[Dataset records]
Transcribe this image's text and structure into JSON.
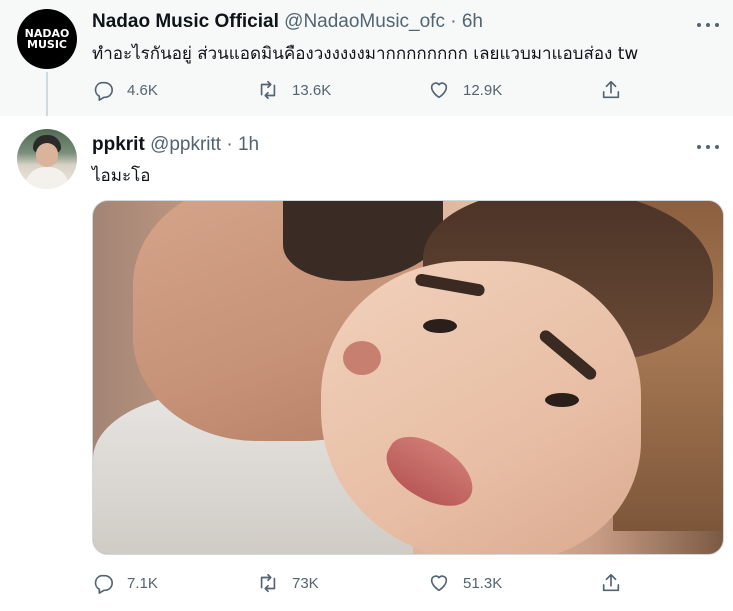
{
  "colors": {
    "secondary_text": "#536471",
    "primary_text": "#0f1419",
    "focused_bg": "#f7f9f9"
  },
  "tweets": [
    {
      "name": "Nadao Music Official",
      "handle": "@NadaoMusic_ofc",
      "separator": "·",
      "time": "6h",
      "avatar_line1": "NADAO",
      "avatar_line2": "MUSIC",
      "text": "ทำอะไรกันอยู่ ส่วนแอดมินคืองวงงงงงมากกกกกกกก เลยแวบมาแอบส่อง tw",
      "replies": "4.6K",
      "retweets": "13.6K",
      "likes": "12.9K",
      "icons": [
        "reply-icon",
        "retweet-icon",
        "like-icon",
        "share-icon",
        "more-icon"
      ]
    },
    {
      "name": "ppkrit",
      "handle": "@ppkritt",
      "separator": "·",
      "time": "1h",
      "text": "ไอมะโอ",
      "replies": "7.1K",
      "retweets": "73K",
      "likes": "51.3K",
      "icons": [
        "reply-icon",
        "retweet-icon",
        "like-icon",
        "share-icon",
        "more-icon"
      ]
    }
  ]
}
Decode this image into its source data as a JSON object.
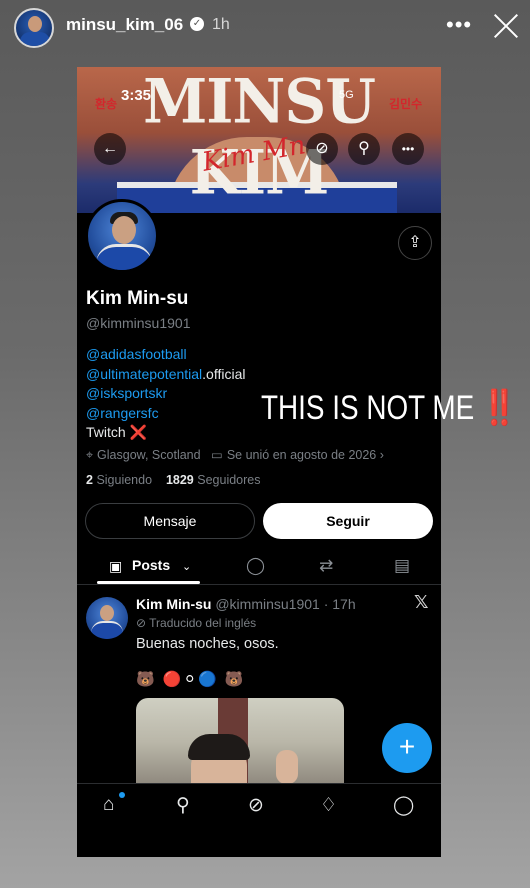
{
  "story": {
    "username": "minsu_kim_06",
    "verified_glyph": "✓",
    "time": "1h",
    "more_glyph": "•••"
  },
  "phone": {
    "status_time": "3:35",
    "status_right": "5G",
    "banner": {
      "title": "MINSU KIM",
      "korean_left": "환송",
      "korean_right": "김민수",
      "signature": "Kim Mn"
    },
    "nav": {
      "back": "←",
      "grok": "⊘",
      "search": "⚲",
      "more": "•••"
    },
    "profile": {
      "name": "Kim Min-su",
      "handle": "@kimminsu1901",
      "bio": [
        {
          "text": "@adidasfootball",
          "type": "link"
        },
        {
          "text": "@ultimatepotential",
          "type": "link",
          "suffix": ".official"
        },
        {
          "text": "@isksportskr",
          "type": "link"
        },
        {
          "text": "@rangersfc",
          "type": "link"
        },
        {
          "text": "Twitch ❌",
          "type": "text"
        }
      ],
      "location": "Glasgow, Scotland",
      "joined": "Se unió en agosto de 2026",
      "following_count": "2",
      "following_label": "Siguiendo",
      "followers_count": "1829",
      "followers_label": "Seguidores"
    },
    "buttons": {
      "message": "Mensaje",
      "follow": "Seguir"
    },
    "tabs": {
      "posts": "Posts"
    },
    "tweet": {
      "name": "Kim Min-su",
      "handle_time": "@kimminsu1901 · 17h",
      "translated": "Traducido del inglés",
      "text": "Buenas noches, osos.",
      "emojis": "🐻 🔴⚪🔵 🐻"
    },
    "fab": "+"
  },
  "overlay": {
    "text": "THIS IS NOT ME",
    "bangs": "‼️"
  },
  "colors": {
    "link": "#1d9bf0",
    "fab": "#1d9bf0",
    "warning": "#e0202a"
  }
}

• WORK TO DO: All entries must be written out again exactly as given, with no pictures in the copy.

• RESULT:
Transcribe this image's text and structure into JSON.
{
  "colors": {
    "secondary_text": "#536471",
    "primary_text": "#0f1419",
    "focused_bg": "#f7f9f9"
  },
  "tweets": [
    {
      "name": "Nadao Music Official",
      "handle": "@NadaoMusic_ofc",
      "separator": "·",
      "time": "6h",
      "avatar_line1": "NADAO",
      "avatar_line2": "MUSIC",
      "text": "ทำอะไรกันอยู่ ส่วนแอดมินคืองวงงงงงมากกกกกกกก เลยแวบมาแอบส่อง tw",
      "replies": "4.6K",
      "retweets": "13.6K",
      "likes": "12.9K",
      "icons": [
        "reply-icon",
        "retweet-icon",
        "like-icon",
        "share-icon",
        "more-icon"
      ]
    },
    {
      "name": "ppkrit",
      "handle": "@ppkritt",
      "separator": "·",
      "time": "1h",
      "text": "ไอมะโอ",
      "replies": "7.1K",
      "retweets": "73K",
      "likes": "51.3K",
      "icons": [
        "reply-icon",
        "retweet-icon",
        "like-icon",
        "share-icon",
        "more-icon"
      ]
    }
  ]
}
Decode this image into its source data as a JSON object.
{
  "story": {
    "username": "minsu_kim_06",
    "verified_glyph": "✓",
    "time": "1h",
    "more_glyph": "•••"
  },
  "phone": {
    "status_time": "3:35",
    "status_right": "5G",
    "banner": {
      "title": "MINSU KIM",
      "korean_left": "환송",
      "korean_right": "김민수",
      "signature": "Kim Mn"
    },
    "nav": {
      "back": "←",
      "grok": "⊘",
      "search": "⚲",
      "more": "•••"
    },
    "profile": {
      "name": "Kim Min-su",
      "handle": "@kimminsu1901",
      "bio": [
        {
          "text": "@adidasfootball",
          "type": "link"
        },
        {
          "text": "@ultimatepotential",
          "type": "link",
          "suffix": ".official"
        },
        {
          "text": "@isksportskr",
          "type": "link"
        },
        {
          "text": "@rangersfc",
          "type": "link"
        },
        {
          "text": "Twitch ❌",
          "type": "text"
        }
      ],
      "location": "Glasgow, Scotland",
      "joined": "Se unió en agosto de 2026",
      "following_count": "2",
      "following_label": "Siguiendo",
      "followers_count": "1829",
      "followers_label": "Seguidores"
    },
    "buttons": {
      "message": "Mensaje",
      "follow": "Seguir"
    },
    "tabs": {
      "posts": "Posts"
    },
    "tweet": {
      "name": "Kim Min-su",
      "handle_time": "@kimminsu1901 · 17h",
      "translated": "Traducido del inglés",
      "text": "Buenas noches, osos.",
      "emojis": "🐻 🔴⚪🔵 🐻"
    },
    "fab": "+"
  },
  "overlay": {
    "text": "THIS IS NOT ME",
    "bangs": "‼️"
  },
  "colors": {
    "link": "#1d9bf0",
    "fab": "#1d9bf0",
    "warning": "#e0202a"
  }
}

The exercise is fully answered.